***** Dataset records *****

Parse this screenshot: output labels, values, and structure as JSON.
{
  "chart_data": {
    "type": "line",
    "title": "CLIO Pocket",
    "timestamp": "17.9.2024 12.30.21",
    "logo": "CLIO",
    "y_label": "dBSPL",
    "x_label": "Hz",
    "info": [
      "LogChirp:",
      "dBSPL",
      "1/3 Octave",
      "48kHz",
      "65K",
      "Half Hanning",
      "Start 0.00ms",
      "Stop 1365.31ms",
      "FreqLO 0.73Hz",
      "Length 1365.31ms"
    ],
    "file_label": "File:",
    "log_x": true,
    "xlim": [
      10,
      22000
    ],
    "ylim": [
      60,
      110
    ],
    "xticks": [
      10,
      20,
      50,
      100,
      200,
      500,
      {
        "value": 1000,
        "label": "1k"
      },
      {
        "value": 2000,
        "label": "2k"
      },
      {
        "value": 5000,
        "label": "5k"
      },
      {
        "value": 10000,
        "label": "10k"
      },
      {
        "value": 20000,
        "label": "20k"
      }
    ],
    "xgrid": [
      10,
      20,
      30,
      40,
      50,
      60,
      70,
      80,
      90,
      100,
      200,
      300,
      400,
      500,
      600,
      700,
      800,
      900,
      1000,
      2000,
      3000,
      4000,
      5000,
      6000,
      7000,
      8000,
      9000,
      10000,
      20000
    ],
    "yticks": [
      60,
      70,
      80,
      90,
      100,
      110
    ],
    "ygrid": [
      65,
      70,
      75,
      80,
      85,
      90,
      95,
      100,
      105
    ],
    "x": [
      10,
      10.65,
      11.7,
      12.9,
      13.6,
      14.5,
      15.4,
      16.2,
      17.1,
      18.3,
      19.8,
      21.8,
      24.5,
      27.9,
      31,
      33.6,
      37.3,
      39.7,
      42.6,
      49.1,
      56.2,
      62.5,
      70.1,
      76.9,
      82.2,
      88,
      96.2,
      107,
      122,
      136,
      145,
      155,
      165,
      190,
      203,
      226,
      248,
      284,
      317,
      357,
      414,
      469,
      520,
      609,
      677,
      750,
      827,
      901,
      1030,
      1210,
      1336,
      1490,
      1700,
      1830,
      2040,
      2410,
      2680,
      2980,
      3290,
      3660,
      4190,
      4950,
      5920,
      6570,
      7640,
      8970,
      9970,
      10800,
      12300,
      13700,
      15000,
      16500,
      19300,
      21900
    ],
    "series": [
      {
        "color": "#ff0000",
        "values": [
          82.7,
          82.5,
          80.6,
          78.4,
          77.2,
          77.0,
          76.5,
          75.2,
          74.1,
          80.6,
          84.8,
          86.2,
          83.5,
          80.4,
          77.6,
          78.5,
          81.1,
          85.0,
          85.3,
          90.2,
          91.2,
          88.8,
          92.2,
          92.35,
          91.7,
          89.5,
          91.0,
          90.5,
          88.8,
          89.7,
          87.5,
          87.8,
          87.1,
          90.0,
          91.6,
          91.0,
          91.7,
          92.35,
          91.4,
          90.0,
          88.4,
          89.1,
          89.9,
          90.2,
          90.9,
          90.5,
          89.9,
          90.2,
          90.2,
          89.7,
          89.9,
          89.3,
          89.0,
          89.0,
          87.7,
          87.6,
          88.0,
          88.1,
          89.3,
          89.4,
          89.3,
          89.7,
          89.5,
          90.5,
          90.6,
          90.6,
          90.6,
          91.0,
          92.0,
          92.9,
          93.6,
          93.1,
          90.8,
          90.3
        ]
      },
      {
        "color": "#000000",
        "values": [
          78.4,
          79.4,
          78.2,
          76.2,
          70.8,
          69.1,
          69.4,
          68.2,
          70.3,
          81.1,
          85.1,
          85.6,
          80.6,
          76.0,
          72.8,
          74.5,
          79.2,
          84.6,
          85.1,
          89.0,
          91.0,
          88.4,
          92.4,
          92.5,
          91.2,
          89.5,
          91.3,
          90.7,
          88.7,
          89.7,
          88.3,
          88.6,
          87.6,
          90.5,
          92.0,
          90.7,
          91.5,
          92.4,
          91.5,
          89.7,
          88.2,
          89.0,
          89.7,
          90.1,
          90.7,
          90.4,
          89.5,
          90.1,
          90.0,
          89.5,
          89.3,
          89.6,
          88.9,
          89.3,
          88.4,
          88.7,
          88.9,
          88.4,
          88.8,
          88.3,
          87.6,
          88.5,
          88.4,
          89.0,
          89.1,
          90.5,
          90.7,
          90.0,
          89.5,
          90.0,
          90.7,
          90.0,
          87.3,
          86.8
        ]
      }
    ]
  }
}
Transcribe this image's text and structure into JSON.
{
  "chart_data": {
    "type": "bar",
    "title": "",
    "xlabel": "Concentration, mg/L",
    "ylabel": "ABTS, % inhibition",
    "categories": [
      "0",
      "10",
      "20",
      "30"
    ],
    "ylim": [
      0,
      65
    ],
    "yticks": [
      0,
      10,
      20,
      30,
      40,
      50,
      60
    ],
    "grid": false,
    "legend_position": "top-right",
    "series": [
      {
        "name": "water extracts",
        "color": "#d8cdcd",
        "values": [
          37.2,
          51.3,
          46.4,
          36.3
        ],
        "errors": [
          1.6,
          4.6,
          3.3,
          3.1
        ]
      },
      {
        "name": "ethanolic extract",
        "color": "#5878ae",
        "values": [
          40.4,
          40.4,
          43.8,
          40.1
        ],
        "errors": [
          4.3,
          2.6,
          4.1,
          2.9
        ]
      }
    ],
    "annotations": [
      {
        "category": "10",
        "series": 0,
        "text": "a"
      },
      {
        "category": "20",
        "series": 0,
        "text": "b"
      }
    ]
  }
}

*****

## What the exercise asks
Write out every entry verbatim.

## Exercise result
Parse this screenshot: output labels, values, and structure as JSON.
{
  "chart_data": {
    "type": "line",
    "title": "CLIO Pocket",
    "timestamp": "17.9.2024 12.30.21",
    "logo": "CLIO",
    "y_label": "dBSPL",
    "x_label": "Hz",
    "info": [
      "LogChirp:",
      "dBSPL",
      "1/3 Octave",
      "48kHz",
      "65K",
      "Half Hanning",
      "Start 0.00ms",
      "Stop 1365.31ms",
      "FreqLO 0.73Hz",
      "Length 1365.31ms"
    ],
    "file_label": "File:",
    "log_x": true,
    "xlim": [
      10,
      22000
    ],
    "ylim": [
      60,
      110
    ],
    "xticks": [
      10,
      20,
      50,
      100,
      200,
      500,
      {
        "value": 1000,
        "label": "1k"
      },
      {
        "value": 2000,
        "label": "2k"
      },
      {
        "value": 5000,
        "label": "5k"
      },
      {
        "value": 10000,
        "label": "10k"
      },
      {
        "value": 20000,
        "label": "20k"
      }
    ],
    "xgrid": [
      10,
      20,
      30,
      40,
      50,
      60,
      70,
      80,
      90,
      100,
      200,
      300,
      400,
      500,
      600,
      700,
      800,
      900,
      1000,
      2000,
      3000,
      4000,
      5000,
      6000,
      7000,
      8000,
      9000,
      10000,
      20000
    ],
    "yticks": [
      60,
      70,
      80,
      90,
      100,
      110
    ],
    "ygrid": [
      65,
      70,
      75,
      80,
      85,
      90,
      95,
      100,
      105
    ],
    "x": [
      10,
      10.65,
      11.7,
      12.9,
      13.6,
      14.5,
      15.4,
      16.2,
      17.1,
      18.3,
      19.8,
      21.8,
      24.5,
      27.9,
      31,
      33.6,
      37.3,
      39.7,
      42.6,
      49.1,
      56.2,
      62.5,
      70.1,
      76.9,
      82.2,
      88,
      96.2,
      107,
      122,
      136,
      145,
      155,
      165,
      190,
      203,
      226,
      248,
      284,
      317,
      357,
      414,
      469,
      520,
      609,
      677,
      750,
      827,
      901,
      1030,
      1210,
      1336,
      1490,
      1700,
      1830,
      2040,
      2410,
      2680,
      2980,
      3290,
      3660,
      4190,
      4950,
      5920,
      6570,
      7640,
      8970,
      9970,
      10800,
      12300,
      13700,
      15000,
      16500,
      19300,
      21900
    ],
    "series": [
      {
        "color": "#ff0000",
        "values": [
          82.7,
          82.5,
          80.6,
          78.4,
          77.2,
          77.0,
          76.5,
          75.2,
          74.1,
          80.6,
          84.8,
          86.2,
          83.5,
          80.4,
          77.6,
          78.5,
          81.1,
          85.0,
          85.3,
          90.2,
          91.2,
          88.8,
          92.2,
          92.35,
          91.7,
          89.5,
          91.0,
          90.5,
          88.8,
          89.7,
          87.5,
          87.8,
          87.1,
          90.0,
          91.6,
          91.0,
          91.7,
          92.35,
          91.4,
          90.0,
          88.4,
          89.1,
          89.9,
          90.2,
          90.9,
          90.5,
          89.9,
          90.2,
          90.2,
          89.7,
          89.9,
          89.3,
          89.0,
          89.0,
          87.7,
          87.6,
          88.0,
          88.1,
          89.3,
          89.4,
          89.3,
          89.7,
          89.5,
          90.5,
          90.6,
          90.6,
          90.6,
          91.0,
          92.0,
          92.9,
          93.6,
          93.1,
          90.8,
          90.3
        ]
      },
      {
        "color": "#000000",
        "values": [
          78.4,
          79.4,
          78.2,
          76.2,
          70.8,
          69.1,
          69.4,
          68.2,
          70.3,
          81.1,
          85.1,
          85.6,
          80.6,
          76.0,
          72.8,
          74.5,
          79.2,
          84.6,
          85.1,
          89.0,
          91.0,
          88.4,
          92.4,
          92.5,
          91.2,
          89.5,
          91.3,
          90.7,
          88.7,
          89.7,
          88.3,
          88.6,
          87.6,
          90.5,
          92.0,
          90.7,
          91.5,
          92.4,
          91.5,
          89.7,
          88.2,
          89.0,
          89.7,
          90.1,
          90.7,
          90.4,
          89.5,
          90.1,
          90.0,
          89.5,
          89.3,
          89.6,
          88.9,
          89.3,
          88.4,
          88.7,
          88.9,
          88.4,
          88.8,
          88.3,
          87.6,
          88.5,
          88.4,
          89.0,
          89.1,
          90.5,
          90.7,
          90.0,
          89.5,
          90.0,
          90.7,
          90.0,
          87.3,
          86.8
        ]
      }
    ]
  }
}
Transcribe this image's text and structure into JSON.
{
  "chart_data": {
    "type": "bar",
    "title": "",
    "xlabel": "Concentration, mg/L",
    "ylabel": "ABTS, % inhibition",
    "categories": [
      "0",
      "10",
      "20",
      "30"
    ],
    "ylim": [
      0,
      65
    ],
    "yticks": [
      0,
      10,
      20,
      30,
      40,
      50,
      60
    ],
    "grid": false,
    "legend_position": "top-right",
    "series": [
      {
        "name": "water extracts",
        "color": "#d8cdcd",
        "values": [
          37.2,
          51.3,
          46.4,
          36.3
        ],
        "errors": [
          1.6,
          4.6,
          3.3,
          3.1
        ]
      },
      {
        "name": "ethanolic extract",
        "color": "#5878ae",
        "values": [
          40.4,
          40.4,
          43.8,
          40.1
        ],
        "errors": [
          4.3,
          2.6,
          4.1,
          2.9
        ]
      }
    ],
    "annotations": [
      {
        "category": "10",
        "series": 0,
        "text": "a"
      },
      {
        "category": "20",
        "series": 0,
        "text": "b"
      }
    ]
  }
}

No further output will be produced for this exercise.